> Pagina:
>>
Cronaca di una giornata molto ottimista alla Festa del Foglio di Firenze 

Comincia col saluto del sindaco di Firenze la giornata dell’ottimismo del Foglio. Ecco, tipo Istituto Luce, la cronaca della gloriosa giornata fogliante autunnale. Nell’augusta mattinata fiorentina nel salone dei Cinquecento a Palazzo Vecchio, fatto costruire da Savonarola e costruito in soli sette mesi tra il 1494 e il 1495 (grandi opere) si comincia col sindaco dal volto adolescente Dario Nardella a dialogo col prode direttore Claudio Cerasa, per l’occasione autorevolmente sbarbato. “Essere ottimisti è molto complicato” dice il sindaco. “Perché ci sono molti nemici. Sono i conservatori, quelli che si nutrono di rabbia” dice Nardella, sbarbatissimo anche lui. “Se Dante Alighieri fosse qui collocherebbe i nemici dell’ottimismo tra gli ignavi, e in Italia c’è questa tendenza: se qualcuno ha successo c’è sempre qualcosa dietro”. Dagli ignavi si passa poi agli islamici radicalizzati, chissà in che girone saranno (intanto il Cav. non si è presentato, gettando nello sconforto tutti noi che volevamo farci un selfie con la sua nuova bellissima incarnazione Mao-Tse-Tung).
<<
> Compito assegnato 1: Elenca tutte le frasi tra virgolette che la cronaca della Festa del Foglio attribuisce al sindaco.
> Compito assegnato 2: Trasforma in un elenco puntato il paragrafo della cronaca della Festa del Foglio che inizia con "Comincia col saluto del sindaco", conservandone i fatti principali.
I record provengono da una fonte diversa dalla pagina.

> Record estratti:
>>
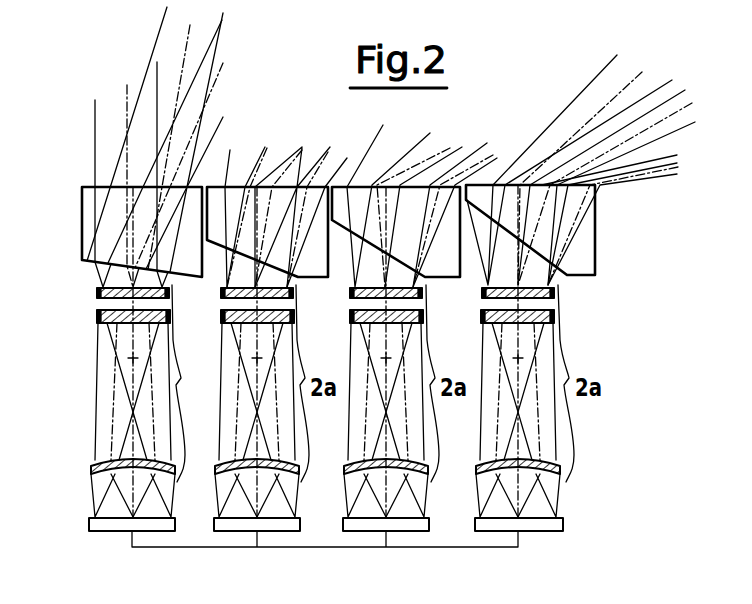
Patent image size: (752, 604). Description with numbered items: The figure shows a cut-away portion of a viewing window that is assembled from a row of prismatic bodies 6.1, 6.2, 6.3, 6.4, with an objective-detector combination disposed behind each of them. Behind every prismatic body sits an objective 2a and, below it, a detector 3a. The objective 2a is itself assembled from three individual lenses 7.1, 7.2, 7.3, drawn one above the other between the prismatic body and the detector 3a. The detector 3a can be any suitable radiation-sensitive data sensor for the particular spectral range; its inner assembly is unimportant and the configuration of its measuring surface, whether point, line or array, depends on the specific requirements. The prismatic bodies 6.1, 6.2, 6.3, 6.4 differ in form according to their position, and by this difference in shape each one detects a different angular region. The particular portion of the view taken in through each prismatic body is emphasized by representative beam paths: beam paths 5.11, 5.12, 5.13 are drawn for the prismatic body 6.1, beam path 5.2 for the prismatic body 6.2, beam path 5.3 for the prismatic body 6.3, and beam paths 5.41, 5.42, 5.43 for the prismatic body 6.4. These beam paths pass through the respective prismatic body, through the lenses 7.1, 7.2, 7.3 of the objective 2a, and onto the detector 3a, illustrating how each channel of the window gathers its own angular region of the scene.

The representative beam path 5.41 is at (112, 107).
The representative beam path 5.42 is at (167, 40).
The representative beam path 5.43 is at (208, 117).
The representative beam path 5.3 is at (362, 150).
The representative beam path 5.2 is at (500, 147).
The representative beam path 5.11 is at (607, 87).
The representative beam path 5.12 is at (688, 100).
The representative beam path 5.13 is at (660, 172).
The prismatic body 6.1 is at (578, 263).
The prismatic body 6.2 is at (437, 265).
The prismatic body 6.3 is at (310, 265).
The prismatic body 6.4 is at (185, 267).
The individual lens 7.1 is at (97, 295).
The individual lens 7.2 is at (97, 318).
The individual lens 7.3 is at (95, 470).
The objective 2a is at (149, 352).
The detector 3a is at (547, 523).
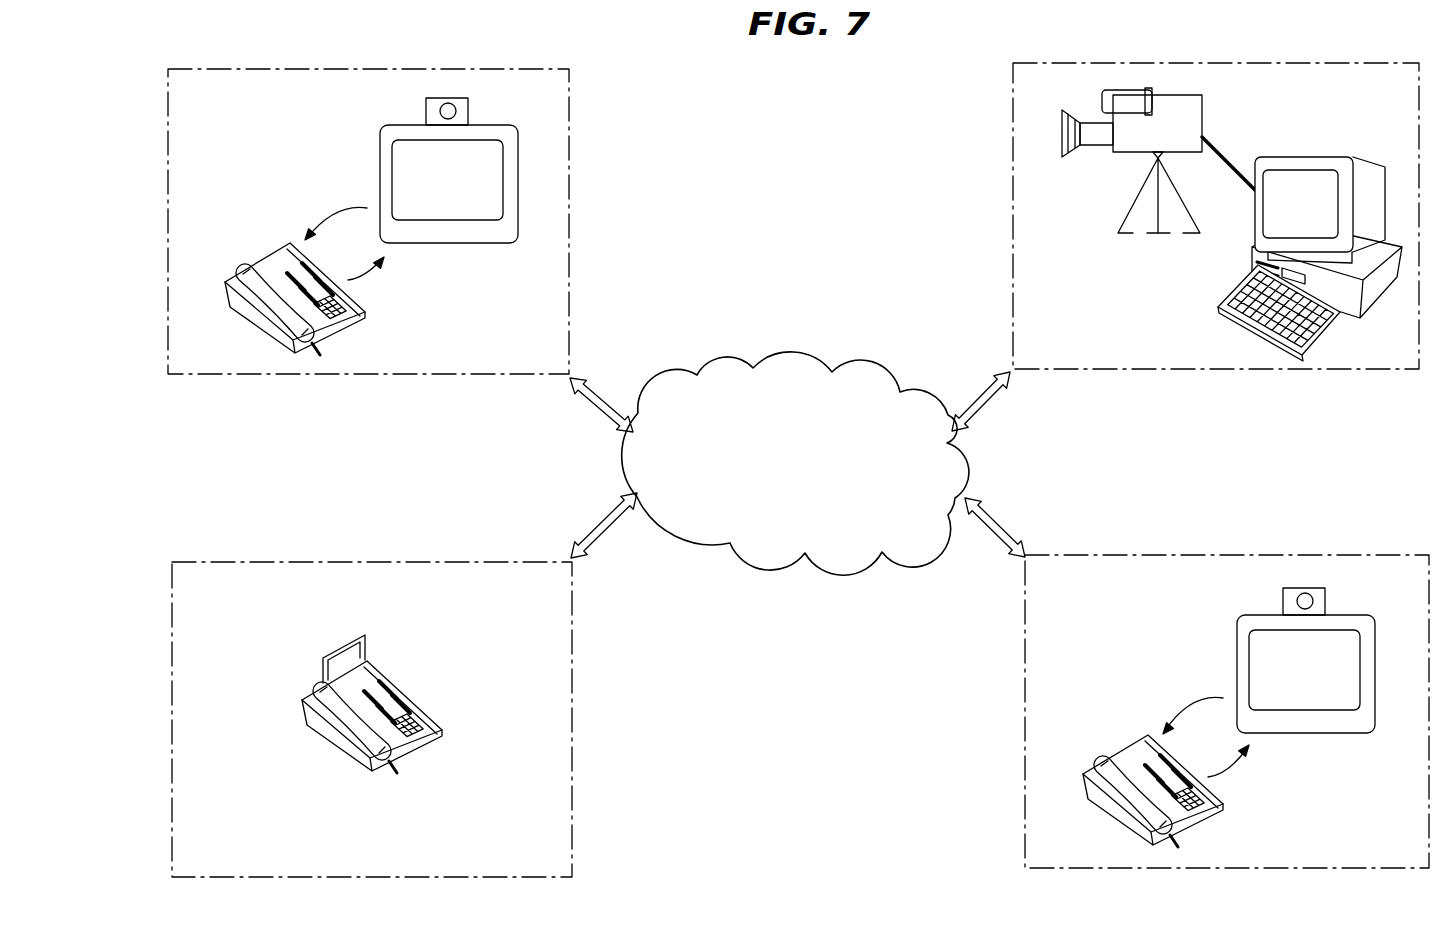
<<
> Risultato 1:
- "Essere ottimisti è molto complicato"
- "Perché ci sono molti nemici. Sono i conservatori, quelli che si nutrono di rabbia"
- "Se Dante Alighieri fosse qui collocherebbe i nemici dell'ottimismo tra gli ignavi, e in Italia c'è questa tendenza: se qualcuno ha successo c'è sempre qualcosa dietro"

> Risultato 2:
- La giornata dell'ottimismo del Foglio si apre di mattina a Firenze, nel salone dei Cinquecento a Palazzo Vecchio.
- Il salone fu voluto da Savonarola e costruito in sette mesi tra il 1494 e il 1495.
- Il sindaco Dario Nardella dialoga con il direttore Claudio Cerasa.
- Secondo Nardella essere ottimisti è complicato perché ci sono molti nemici: i conservatori, che si nutrono di rabbia.
- Il sindaco aggiunge che Dante metterebbe i nemici dell'ottimismo tra gli ignavi e che in Italia si pensa sempre che dietro il successo ci sia qualcosa.
- Si passa poi a parlare degli islamici radicalizzati.
- Il Cav. non si è presentato.